WRITTEN EXERCISE | List each line of the data that holds the word "true".

RAW RECORDS |

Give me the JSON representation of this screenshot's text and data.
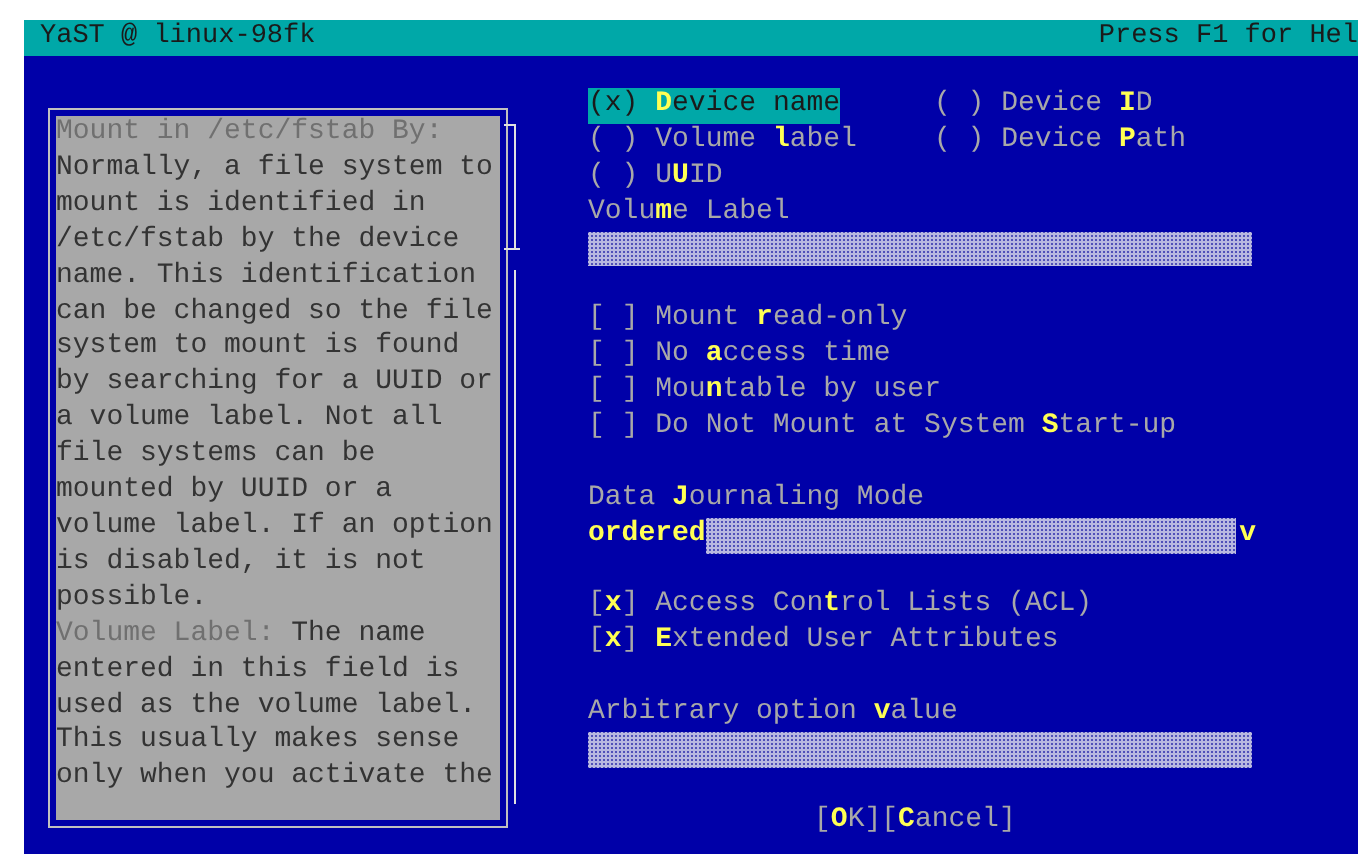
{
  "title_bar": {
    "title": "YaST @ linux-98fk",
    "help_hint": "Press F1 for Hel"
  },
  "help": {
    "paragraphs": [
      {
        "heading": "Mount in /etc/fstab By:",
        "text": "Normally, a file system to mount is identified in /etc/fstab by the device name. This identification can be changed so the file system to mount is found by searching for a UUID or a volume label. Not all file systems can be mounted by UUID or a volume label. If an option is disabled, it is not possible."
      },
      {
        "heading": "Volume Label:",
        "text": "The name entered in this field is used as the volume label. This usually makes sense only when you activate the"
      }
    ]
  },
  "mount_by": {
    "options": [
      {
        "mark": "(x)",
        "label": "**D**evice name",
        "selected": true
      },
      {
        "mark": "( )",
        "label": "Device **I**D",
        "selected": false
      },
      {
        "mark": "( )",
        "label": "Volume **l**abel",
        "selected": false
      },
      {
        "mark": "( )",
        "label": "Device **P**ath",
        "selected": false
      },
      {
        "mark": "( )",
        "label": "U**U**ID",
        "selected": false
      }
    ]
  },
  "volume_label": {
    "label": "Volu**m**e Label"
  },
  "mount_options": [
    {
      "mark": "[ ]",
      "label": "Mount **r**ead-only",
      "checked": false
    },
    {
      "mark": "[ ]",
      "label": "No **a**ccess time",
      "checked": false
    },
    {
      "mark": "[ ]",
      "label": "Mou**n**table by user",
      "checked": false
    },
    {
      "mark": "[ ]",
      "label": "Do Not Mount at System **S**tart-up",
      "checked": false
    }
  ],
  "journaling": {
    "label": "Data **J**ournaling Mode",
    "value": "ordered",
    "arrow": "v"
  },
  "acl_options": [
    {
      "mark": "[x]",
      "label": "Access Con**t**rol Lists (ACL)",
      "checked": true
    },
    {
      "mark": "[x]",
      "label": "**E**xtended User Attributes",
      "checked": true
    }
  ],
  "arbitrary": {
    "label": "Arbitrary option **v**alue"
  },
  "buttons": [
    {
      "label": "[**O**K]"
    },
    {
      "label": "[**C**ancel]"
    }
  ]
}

* * *

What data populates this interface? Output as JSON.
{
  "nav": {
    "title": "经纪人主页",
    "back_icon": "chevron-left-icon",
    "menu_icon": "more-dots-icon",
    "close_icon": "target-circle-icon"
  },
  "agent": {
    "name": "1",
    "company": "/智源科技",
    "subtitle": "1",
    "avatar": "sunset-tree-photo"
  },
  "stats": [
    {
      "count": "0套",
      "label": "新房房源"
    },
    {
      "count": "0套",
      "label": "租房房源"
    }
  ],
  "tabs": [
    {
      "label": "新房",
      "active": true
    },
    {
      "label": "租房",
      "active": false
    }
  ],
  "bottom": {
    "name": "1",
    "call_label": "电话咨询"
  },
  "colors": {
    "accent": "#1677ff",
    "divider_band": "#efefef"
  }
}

COMPLETED TASK |
        "selected": true
      "checked": true
      "checked": true
      "active": true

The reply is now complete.